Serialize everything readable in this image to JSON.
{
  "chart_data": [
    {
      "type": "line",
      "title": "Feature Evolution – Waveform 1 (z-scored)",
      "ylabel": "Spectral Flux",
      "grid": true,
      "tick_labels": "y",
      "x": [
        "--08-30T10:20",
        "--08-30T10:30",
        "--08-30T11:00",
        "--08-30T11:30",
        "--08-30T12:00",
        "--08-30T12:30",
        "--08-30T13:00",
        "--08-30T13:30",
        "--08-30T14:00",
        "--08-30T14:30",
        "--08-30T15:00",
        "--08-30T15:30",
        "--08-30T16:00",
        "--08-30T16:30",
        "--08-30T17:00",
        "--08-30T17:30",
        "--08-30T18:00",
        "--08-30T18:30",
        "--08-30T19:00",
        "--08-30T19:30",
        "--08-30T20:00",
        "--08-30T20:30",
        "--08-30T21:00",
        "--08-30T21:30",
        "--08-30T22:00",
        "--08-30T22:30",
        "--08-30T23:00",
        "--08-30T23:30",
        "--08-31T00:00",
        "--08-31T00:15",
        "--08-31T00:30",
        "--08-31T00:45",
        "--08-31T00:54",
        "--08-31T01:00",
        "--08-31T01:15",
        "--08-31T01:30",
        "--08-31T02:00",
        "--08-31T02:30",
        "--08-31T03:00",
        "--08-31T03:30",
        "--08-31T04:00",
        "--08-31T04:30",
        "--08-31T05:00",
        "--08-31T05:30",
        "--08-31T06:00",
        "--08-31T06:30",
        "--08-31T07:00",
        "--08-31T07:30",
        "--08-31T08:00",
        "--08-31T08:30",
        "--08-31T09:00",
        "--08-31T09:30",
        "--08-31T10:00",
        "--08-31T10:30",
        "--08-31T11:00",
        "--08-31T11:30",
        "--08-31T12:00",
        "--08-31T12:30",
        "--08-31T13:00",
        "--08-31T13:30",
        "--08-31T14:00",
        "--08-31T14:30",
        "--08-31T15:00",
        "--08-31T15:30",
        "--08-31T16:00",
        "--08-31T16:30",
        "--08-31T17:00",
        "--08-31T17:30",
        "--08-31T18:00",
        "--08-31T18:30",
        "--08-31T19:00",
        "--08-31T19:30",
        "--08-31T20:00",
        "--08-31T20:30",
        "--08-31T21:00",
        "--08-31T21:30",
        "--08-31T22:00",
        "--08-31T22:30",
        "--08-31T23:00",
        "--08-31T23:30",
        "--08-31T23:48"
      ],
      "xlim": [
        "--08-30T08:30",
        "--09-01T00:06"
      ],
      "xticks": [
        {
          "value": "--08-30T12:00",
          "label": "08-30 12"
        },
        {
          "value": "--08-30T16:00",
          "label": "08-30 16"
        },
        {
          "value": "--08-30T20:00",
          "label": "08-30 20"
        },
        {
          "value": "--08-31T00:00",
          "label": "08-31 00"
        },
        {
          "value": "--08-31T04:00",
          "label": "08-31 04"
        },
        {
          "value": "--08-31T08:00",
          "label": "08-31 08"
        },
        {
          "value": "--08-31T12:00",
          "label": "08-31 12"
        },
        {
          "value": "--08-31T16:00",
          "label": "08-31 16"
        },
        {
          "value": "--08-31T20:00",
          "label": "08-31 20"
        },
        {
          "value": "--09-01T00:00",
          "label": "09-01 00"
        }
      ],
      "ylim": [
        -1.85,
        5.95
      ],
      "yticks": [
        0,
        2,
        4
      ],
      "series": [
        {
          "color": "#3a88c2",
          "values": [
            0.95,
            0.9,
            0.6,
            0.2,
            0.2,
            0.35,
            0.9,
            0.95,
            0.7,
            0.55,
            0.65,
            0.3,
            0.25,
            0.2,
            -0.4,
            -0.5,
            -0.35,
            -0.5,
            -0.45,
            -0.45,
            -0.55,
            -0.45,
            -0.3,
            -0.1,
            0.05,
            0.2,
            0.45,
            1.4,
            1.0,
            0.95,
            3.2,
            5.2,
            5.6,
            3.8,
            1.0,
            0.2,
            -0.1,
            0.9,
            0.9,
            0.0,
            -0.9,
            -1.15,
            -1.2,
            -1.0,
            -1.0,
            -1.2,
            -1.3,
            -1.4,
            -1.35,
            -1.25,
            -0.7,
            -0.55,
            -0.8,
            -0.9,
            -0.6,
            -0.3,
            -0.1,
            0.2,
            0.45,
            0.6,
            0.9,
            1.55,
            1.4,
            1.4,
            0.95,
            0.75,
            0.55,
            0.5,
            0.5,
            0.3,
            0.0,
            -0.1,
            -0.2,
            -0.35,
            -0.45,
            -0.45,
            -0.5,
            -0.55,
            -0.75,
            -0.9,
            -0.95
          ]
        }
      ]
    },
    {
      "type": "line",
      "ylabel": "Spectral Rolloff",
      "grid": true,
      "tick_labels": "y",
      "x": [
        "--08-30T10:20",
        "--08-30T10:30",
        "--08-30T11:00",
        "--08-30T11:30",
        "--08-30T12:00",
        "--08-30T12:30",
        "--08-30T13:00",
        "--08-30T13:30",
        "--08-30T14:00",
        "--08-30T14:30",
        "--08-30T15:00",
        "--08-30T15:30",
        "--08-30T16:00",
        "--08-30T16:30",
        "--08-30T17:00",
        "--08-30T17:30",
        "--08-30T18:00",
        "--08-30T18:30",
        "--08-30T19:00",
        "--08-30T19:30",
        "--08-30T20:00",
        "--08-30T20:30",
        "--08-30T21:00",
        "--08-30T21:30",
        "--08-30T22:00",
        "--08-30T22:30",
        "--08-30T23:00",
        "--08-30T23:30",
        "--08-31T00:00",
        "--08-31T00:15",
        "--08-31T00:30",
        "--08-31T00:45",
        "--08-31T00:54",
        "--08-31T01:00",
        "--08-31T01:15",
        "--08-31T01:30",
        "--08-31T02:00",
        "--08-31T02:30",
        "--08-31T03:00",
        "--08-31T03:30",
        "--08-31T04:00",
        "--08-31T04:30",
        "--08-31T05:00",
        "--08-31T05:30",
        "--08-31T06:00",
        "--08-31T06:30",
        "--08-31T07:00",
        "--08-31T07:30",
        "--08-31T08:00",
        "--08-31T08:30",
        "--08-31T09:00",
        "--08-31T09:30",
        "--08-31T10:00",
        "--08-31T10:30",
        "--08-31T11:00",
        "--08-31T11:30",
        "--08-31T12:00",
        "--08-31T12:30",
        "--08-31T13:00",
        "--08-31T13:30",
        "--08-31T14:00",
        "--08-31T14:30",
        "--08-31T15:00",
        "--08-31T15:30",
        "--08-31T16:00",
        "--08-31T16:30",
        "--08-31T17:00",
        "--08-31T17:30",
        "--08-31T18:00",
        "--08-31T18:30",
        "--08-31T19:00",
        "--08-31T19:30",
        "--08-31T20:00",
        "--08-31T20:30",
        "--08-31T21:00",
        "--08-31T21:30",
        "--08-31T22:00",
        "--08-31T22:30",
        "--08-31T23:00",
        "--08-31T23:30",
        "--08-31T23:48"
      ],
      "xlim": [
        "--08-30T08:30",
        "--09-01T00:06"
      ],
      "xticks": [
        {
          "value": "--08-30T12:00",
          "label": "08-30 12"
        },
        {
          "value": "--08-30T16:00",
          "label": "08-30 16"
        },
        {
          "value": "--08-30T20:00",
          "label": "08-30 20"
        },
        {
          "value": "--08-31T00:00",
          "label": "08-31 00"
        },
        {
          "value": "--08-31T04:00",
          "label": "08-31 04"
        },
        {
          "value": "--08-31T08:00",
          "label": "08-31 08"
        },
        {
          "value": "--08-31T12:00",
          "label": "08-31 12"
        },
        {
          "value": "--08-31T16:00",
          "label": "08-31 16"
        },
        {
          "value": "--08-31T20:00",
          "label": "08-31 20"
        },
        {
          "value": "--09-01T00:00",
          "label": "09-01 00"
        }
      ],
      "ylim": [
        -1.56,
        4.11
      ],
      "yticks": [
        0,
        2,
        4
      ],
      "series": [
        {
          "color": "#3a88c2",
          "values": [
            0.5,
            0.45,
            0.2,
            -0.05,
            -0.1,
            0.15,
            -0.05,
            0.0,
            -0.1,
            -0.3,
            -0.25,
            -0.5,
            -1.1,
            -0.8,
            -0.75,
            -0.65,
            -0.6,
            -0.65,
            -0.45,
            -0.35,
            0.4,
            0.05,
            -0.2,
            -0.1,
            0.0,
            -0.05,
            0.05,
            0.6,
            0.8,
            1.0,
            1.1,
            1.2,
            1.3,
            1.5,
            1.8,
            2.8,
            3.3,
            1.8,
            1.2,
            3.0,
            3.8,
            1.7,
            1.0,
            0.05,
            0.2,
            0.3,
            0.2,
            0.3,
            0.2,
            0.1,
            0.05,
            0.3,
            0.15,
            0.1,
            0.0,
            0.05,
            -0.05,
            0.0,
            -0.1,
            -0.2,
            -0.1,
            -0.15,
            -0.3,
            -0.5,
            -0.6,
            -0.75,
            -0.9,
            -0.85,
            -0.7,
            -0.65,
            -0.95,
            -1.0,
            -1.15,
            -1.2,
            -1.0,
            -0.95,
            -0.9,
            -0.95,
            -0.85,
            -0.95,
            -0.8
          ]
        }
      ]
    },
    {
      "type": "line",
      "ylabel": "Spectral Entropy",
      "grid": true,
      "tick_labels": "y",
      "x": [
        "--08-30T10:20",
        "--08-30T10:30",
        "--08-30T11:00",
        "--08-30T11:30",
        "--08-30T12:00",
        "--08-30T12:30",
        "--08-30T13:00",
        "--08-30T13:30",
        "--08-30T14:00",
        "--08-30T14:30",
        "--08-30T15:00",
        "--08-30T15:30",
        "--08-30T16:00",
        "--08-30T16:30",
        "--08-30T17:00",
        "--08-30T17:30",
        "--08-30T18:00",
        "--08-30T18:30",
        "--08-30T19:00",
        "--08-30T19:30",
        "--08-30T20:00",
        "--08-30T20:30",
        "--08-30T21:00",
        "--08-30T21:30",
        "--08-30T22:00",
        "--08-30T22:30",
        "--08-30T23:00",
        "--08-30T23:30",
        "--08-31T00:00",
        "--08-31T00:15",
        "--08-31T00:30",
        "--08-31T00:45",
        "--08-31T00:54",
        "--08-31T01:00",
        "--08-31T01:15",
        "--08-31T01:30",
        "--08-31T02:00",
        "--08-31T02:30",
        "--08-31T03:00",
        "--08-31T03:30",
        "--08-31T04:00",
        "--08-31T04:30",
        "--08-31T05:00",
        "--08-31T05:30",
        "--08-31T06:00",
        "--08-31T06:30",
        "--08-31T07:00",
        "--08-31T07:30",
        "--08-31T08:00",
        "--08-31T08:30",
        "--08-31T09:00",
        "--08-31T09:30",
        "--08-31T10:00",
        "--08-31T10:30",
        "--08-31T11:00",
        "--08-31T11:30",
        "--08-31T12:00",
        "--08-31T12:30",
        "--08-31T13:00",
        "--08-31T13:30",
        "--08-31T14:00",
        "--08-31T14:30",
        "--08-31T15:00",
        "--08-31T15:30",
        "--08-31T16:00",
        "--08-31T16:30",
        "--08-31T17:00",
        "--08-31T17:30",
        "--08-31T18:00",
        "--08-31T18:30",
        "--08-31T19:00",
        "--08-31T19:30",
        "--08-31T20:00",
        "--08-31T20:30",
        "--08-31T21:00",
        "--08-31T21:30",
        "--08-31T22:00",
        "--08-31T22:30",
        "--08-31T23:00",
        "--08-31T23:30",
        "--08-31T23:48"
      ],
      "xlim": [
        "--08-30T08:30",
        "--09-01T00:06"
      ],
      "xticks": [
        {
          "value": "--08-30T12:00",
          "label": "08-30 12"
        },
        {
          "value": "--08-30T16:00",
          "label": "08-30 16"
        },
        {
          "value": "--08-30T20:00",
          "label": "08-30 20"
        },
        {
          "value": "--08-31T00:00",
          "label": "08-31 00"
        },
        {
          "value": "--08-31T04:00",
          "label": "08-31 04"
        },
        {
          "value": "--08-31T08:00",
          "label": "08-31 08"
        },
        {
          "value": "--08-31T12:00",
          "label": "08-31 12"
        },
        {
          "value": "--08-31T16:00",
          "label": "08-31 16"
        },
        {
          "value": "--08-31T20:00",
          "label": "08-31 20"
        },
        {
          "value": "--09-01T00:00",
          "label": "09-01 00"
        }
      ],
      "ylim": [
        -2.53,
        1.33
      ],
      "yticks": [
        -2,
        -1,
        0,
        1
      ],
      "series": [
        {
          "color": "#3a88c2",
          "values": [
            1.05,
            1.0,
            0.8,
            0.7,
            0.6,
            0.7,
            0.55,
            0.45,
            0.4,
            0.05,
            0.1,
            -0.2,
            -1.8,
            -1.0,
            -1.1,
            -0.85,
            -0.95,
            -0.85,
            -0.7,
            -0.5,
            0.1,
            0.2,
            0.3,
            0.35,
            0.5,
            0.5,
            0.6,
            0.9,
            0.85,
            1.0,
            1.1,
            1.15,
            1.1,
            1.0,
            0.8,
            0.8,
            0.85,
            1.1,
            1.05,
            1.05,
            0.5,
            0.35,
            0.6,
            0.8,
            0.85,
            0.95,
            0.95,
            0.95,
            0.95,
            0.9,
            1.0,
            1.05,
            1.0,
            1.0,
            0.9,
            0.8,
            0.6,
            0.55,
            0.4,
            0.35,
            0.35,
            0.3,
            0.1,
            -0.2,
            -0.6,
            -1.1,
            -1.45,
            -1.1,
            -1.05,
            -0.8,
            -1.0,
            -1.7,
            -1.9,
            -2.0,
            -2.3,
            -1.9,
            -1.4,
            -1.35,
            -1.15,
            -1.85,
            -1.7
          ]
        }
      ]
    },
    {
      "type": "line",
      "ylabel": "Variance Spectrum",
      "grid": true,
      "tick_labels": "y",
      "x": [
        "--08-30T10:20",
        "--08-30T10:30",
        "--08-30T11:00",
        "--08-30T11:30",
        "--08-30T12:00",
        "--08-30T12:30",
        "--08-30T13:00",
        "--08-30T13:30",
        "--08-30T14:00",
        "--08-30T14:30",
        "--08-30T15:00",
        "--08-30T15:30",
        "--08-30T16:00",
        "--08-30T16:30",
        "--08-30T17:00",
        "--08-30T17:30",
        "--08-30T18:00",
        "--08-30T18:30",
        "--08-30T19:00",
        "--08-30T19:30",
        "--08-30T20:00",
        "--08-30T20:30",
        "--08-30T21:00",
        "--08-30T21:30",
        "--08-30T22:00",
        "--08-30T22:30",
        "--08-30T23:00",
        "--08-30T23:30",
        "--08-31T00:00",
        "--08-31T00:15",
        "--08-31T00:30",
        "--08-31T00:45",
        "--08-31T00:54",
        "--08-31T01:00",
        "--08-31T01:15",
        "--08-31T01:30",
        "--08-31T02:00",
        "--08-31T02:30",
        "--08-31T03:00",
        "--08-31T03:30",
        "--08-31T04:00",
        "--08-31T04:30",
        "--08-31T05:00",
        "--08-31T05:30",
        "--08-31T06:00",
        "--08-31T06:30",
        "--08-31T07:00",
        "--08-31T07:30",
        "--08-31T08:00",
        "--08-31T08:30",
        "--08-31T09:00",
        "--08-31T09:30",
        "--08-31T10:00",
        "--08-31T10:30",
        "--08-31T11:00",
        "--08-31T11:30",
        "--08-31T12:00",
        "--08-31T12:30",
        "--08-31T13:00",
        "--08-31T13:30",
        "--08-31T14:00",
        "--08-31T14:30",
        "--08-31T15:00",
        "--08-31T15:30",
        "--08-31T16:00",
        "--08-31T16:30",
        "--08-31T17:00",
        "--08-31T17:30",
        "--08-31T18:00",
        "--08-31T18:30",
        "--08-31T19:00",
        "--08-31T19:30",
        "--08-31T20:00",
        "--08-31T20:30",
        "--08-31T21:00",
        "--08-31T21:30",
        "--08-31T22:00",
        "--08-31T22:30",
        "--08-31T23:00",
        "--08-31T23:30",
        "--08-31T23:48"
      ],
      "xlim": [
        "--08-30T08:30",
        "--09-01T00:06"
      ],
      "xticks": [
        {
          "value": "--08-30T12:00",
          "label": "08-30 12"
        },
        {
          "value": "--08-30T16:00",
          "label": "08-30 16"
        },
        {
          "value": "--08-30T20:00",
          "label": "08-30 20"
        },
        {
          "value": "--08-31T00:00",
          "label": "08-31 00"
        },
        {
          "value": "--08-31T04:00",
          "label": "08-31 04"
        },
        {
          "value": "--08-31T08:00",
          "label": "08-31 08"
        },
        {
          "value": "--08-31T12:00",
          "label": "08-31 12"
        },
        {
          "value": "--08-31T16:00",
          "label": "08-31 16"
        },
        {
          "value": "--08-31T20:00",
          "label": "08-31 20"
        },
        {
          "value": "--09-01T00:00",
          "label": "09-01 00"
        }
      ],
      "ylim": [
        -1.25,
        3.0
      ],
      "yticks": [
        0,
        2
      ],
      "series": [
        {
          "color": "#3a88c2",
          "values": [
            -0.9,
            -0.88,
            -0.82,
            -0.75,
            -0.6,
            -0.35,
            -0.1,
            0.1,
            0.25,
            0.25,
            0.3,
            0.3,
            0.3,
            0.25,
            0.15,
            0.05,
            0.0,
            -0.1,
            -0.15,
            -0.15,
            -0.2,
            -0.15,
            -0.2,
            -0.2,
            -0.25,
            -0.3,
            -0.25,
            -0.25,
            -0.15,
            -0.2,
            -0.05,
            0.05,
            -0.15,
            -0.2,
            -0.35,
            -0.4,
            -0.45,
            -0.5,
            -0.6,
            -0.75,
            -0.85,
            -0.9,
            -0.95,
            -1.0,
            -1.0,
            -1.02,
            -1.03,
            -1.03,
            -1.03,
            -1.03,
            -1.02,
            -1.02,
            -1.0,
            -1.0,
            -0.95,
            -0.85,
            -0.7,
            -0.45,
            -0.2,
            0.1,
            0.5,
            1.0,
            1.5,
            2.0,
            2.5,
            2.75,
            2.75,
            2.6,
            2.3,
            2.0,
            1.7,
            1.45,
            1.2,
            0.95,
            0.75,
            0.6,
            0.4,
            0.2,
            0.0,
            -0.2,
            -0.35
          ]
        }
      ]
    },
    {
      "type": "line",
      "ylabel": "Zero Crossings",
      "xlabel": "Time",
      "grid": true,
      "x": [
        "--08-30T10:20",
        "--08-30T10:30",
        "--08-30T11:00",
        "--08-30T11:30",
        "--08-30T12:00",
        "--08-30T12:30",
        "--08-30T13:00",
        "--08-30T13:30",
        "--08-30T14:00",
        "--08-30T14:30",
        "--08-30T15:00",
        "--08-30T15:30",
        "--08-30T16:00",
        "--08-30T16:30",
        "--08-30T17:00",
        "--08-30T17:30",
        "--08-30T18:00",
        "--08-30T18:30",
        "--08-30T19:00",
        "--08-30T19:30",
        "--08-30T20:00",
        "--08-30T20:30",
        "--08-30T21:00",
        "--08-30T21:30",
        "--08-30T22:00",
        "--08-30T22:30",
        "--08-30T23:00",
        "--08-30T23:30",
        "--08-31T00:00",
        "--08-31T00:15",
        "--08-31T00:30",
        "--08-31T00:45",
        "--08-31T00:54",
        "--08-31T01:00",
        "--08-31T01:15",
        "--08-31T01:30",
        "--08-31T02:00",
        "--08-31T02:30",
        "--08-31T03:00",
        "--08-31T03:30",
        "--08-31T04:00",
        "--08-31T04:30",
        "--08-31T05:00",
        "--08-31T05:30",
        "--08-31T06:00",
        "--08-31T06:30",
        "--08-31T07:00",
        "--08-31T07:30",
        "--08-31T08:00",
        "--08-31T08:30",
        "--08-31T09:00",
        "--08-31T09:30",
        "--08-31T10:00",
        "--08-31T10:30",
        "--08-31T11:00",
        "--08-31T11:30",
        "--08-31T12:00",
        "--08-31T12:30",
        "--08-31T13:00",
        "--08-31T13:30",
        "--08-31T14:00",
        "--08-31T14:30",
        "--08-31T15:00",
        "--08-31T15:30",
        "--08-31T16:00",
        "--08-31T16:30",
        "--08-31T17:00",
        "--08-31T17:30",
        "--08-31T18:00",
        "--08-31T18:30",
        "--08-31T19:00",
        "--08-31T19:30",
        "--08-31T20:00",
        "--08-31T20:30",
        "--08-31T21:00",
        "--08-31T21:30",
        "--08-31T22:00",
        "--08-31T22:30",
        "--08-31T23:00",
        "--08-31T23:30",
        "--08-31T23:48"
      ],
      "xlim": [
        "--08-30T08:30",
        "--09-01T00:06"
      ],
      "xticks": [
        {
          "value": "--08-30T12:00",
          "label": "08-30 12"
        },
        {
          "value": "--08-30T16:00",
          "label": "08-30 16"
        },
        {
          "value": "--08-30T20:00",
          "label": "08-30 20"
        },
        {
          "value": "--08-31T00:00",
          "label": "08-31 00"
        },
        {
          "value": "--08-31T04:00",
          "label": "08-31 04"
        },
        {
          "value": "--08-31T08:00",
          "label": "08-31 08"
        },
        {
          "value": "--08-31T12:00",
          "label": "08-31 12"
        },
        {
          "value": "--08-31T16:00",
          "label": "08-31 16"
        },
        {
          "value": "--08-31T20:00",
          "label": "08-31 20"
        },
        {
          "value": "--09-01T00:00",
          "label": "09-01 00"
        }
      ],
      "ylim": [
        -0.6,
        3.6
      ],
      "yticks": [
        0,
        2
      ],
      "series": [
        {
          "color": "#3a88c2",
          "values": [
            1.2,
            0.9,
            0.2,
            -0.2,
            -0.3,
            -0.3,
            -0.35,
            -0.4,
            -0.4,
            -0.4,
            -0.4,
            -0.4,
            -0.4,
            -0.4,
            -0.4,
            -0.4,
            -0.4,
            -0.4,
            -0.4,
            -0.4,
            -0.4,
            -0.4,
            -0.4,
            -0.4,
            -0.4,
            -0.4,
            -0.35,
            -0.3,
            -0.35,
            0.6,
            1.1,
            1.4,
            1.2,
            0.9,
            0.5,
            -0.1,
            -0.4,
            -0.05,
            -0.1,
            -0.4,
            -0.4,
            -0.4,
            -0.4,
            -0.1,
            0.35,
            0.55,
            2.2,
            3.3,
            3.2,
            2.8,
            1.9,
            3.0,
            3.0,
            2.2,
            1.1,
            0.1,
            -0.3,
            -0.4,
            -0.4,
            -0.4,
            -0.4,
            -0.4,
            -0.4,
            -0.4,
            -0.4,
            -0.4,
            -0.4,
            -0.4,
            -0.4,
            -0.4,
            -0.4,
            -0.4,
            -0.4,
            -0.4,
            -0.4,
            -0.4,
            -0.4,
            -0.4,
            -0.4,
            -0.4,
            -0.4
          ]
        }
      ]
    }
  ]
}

--------------------------------

• **DIRECTIONS FOR THIS TASK**: In the listing above, locate each line with "Spectral" and copy it.

• **OUTPUT OF THE TASK**:
      "ylabel": "Spectral Flux",
      "ylabel": "Spectral Rolloff",
      "ylabel": "Spectral Entropy",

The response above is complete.